◆ **Written instruction**
Recast the lines of each entry below as a numbered list, leaving out any blank lines. Omit the pictures from your answer.

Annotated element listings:
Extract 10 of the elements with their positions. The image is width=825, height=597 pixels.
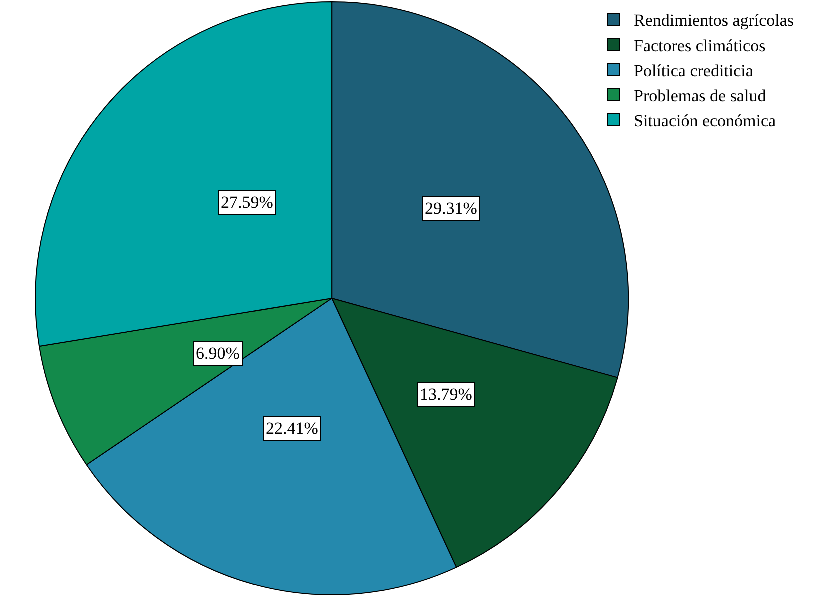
data-label: 13.79% [420,385,472,404]
data-label: 6.90% [196,344,240,363]
data-label: 22.41% [266,419,318,438]
data-label: 27.59% [221,193,274,212]
legend-label: Situación económica [634,112,777,131]
legend-label: Factores climáticos [634,36,766,56]
legend-label: Problemas de salud [634,86,767,106]
legend-label: Rendimientos agrícolas [634,11,794,30]
legend-label: Política crediticia [634,61,754,80]
data-label: 29.31% [425,199,478,218]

◆ **Solution for this problem**
1. Extract 10 of the elements with their positions. The image is width=825, height=597 pixels.
2. data-label: 13.79% [420,385,472,404]
3. data-label: 6.90% [196,344,240,363]
4. data-label: 22.41% [266,419,318,438]
5. data-label: 27.59% [221,193,274,212]
6. legend-label: Situación económica [634,112,777,131]
7. legend-label: Factores climáticos [634,36,766,56]
8. legend-label: Problemas de salud [634,86,767,106]
9. legend-label: Rendimientos agrícolas [634,11,794,30]
10. legend-label: Política crediticia [634,61,754,80]
11. data-label: 29.31% [425,199,478,218]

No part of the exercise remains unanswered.